### DATA TO USE
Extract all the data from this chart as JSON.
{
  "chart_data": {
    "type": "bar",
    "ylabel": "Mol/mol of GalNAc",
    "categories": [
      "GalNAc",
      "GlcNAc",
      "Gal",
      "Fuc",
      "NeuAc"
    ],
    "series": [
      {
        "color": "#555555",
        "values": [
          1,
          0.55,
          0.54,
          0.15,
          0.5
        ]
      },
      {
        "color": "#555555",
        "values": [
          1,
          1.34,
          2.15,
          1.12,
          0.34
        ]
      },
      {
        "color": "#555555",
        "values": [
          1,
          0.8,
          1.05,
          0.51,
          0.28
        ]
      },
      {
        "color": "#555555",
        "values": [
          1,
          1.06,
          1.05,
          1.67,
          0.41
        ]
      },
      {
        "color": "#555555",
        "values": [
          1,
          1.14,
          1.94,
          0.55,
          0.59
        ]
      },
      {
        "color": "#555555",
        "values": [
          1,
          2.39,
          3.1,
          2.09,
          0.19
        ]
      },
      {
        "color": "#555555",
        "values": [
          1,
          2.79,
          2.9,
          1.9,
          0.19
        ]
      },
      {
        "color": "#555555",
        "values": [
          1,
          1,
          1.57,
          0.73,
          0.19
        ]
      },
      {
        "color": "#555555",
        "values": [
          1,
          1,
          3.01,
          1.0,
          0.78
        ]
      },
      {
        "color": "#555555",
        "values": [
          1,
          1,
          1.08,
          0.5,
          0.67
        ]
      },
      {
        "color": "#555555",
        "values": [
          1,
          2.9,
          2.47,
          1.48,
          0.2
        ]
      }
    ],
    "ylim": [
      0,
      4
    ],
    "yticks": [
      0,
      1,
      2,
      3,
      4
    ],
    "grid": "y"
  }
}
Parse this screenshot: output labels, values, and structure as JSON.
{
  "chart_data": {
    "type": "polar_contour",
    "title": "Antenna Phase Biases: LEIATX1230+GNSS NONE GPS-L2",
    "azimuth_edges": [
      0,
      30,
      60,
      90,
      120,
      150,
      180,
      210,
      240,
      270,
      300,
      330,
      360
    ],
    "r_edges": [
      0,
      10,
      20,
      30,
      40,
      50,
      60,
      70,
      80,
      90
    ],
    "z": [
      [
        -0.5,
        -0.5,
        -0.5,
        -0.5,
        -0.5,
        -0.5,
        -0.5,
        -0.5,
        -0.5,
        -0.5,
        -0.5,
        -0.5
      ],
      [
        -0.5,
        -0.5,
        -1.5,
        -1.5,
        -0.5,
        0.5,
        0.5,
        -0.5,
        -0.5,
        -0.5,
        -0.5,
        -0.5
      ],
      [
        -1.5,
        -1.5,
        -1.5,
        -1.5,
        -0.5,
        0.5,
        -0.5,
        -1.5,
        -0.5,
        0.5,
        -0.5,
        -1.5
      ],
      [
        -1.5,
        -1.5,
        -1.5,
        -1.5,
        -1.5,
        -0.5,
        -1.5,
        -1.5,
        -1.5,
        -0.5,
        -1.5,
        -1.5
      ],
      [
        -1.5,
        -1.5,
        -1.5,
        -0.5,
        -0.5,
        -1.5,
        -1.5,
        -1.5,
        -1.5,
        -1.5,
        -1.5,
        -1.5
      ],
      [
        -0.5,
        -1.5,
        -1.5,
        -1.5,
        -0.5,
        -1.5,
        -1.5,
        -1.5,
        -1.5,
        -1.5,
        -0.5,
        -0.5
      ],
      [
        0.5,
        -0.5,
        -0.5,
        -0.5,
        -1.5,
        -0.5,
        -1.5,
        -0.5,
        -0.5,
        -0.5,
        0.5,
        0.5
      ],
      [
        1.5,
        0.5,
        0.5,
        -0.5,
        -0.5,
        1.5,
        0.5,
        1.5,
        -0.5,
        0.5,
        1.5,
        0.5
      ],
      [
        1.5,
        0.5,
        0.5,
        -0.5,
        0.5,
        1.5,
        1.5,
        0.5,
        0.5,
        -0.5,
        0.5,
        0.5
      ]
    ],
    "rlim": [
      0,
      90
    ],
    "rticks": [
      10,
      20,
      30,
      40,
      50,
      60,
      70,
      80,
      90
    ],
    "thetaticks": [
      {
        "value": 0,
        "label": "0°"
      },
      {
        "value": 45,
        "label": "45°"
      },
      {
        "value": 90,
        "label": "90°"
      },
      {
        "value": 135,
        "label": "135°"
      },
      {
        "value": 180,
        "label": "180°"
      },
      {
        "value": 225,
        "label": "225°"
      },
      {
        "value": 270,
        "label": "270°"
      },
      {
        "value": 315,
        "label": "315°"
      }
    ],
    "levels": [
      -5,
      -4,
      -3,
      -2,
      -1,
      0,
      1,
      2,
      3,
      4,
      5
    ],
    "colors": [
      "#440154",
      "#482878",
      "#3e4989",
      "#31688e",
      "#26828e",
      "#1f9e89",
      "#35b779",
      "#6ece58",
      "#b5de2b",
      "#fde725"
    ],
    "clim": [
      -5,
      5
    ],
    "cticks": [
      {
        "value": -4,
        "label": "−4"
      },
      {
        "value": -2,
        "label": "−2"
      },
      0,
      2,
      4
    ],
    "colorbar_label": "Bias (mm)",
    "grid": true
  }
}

### AIM
Write out the entries above word for word.

### WORKED SOLUTION
Extract all the data from this chart as JSON.
{
  "chart_data": {
    "type": "bar",
    "ylabel": "Mol/mol of GalNAc",
    "categories": [
      "GalNAc",
      "GlcNAc",
      "Gal",
      "Fuc",
      "NeuAc"
    ],
    "series": [
      {
        "color": "#555555",
        "values": [
          1,
          0.55,
          0.54,
          0.15,
          0.5
        ]
      },
      {
        "color": "#555555",
        "values": [
          1,
          1.34,
          2.15,
          1.12,
          0.34
        ]
      },
      {
        "color": "#555555",
        "values": [
          1,
          0.8,
          1.05,
          0.51,
          0.28
        ]
      },
      {
        "color": "#555555",
        "values": [
          1,
          1.06,
          1.05,
          1.67,
          0.41
        ]
      },
      {
        "color": "#555555",
        "values": [
          1,
          1.14,
          1.94,
          0.55,
          0.59
        ]
      },
      {
        "color": "#555555",
        "values": [
          1,
          2.39,
          3.1,
          2.09,
          0.19
        ]
      },
      {
        "color": "#555555",
        "values": [
          1,
          2.79,
          2.9,
          1.9,
          0.19
        ]
      },
      {
        "color": "#555555",
        "values": [
          1,
          1,
          1.57,
          0.73,
          0.19
        ]
      },
      {
        "color": "#555555",
        "values": [
          1,
          1,
          3.01,
          1.0,
          0.78
        ]
      },
      {
        "color": "#555555",
        "values": [
          1,
          1,
          1.08,
          0.5,
          0.67
        ]
      },
      {
        "color": "#555555",
        "values": [
          1,
          2.9,
          2.47,
          1.48,
          0.2
        ]
      }
    ],
    "ylim": [
      0,
      4
    ],
    "yticks": [
      0,
      1,
      2,
      3,
      4
    ],
    "grid": "y"
  }
}
Parse this screenshot: output labels, values, and structure as JSON.
{
  "chart_data": {
    "type": "polar_contour",
    "title": "Antenna Phase Biases: LEIATX1230+GNSS NONE GPS-L2",
    "azimuth_edges": [
      0,
      30,
      60,
      90,
      120,
      150,
      180,
      210,
      240,
      270,
      300,
      330,
      360
    ],
    "r_edges": [
      0,
      10,
      20,
      30,
      40,
      50,
      60,
      70,
      80,
      90
    ],
    "z": [
      [
        -0.5,
        -0.5,
        -0.5,
        -0.5,
        -0.5,
        -0.5,
        -0.5,
        -0.5,
        -0.5,
        -0.5,
        -0.5,
        -0.5
      ],
      [
        -0.5,
        -0.5,
        -1.5,
        -1.5,
        -0.5,
        0.5,
        0.5,
        -0.5,
        -0.5,
        -0.5,
        -0.5,
        -0.5
      ],
      [
        -1.5,
        -1.5,
        -1.5,
        -1.5,
        -0.5,
        0.5,
        -0.5,
        -1.5,
        -0.5,
        0.5,
        -0.5,
        -1.5
      ],
      [
        -1.5,
        -1.5,
        -1.5,
        -1.5,
        -1.5,
        -0.5,
        -1.5,
        -1.5,
        -1.5,
        -0.5,
        -1.5,
        -1.5
      ],
      [
        -1.5,
        -1.5,
        -1.5,
        -0.5,
        -0.5,
        -1.5,
        -1.5,
        -1.5,
        -1.5,
        -1.5,
        -1.5,
        -1.5
      ],
      [
        -0.5,
        -1.5,
        -1.5,
        -1.5,
        -0.5,
        -1.5,
        -1.5,
        -1.5,
        -1.5,
        -1.5,
        -0.5,
        -0.5
      ],
      [
        0.5,
        -0.5,
        -0.5,
        -0.5,
        -1.5,
        -0.5,
        -1.5,
        -0.5,
        -0.5,
        -0.5,
        0.5,
        0.5
      ],
      [
        1.5,
        0.5,
        0.5,
        -0.5,
        -0.5,
        1.5,
        0.5,
        1.5,
        -0.5,
        0.5,
        1.5,
        0.5
      ],
      [
        1.5,
        0.5,
        0.5,
        -0.5,
        0.5,
        1.5,
        1.5,
        0.5,
        0.5,
        -0.5,
        0.5,
        0.5
      ]
    ],
    "rlim": [
      0,
      90
    ],
    "rticks": [
      10,
      20,
      30,
      40,
      50,
      60,
      70,
      80,
      90
    ],
    "thetaticks": [
      {
        "value": 0,
        "label": "0°"
      },
      {
        "value": 45,
        "label": "45°"
      },
      {
        "value": 90,
        "label": "90°"
      },
      {
        "value": 135,
        "label": "135°"
      },
      {
        "value": 180,
        "label": "180°"
      },
      {
        "value": 225,
        "label": "225°"
      },
      {
        "value": 270,
        "label": "270°"
      },
      {
        "value": 315,
        "label": "315°"
      }
    ],
    "levels": [
      -5,
      -4,
      -3,
      -2,
      -1,
      0,
      1,
      2,
      3,
      4,
      5
    ],
    "colors": [
      "#440154",
      "#482878",
      "#3e4989",
      "#31688e",
      "#26828e",
      "#1f9e89",
      "#35b779",
      "#6ece58",
      "#b5de2b",
      "#fde725"
    ],
    "clim": [
      -5,
      5
    ],
    "cticks": [
      {
        "value": -4,
        "label": "−4"
      },
      {
        "value": -2,
        "label": "−2"
      },
      0,
      2,
      4
    ],
    "colorbar_label": "Bias (mm)",
    "grid": true
  }
}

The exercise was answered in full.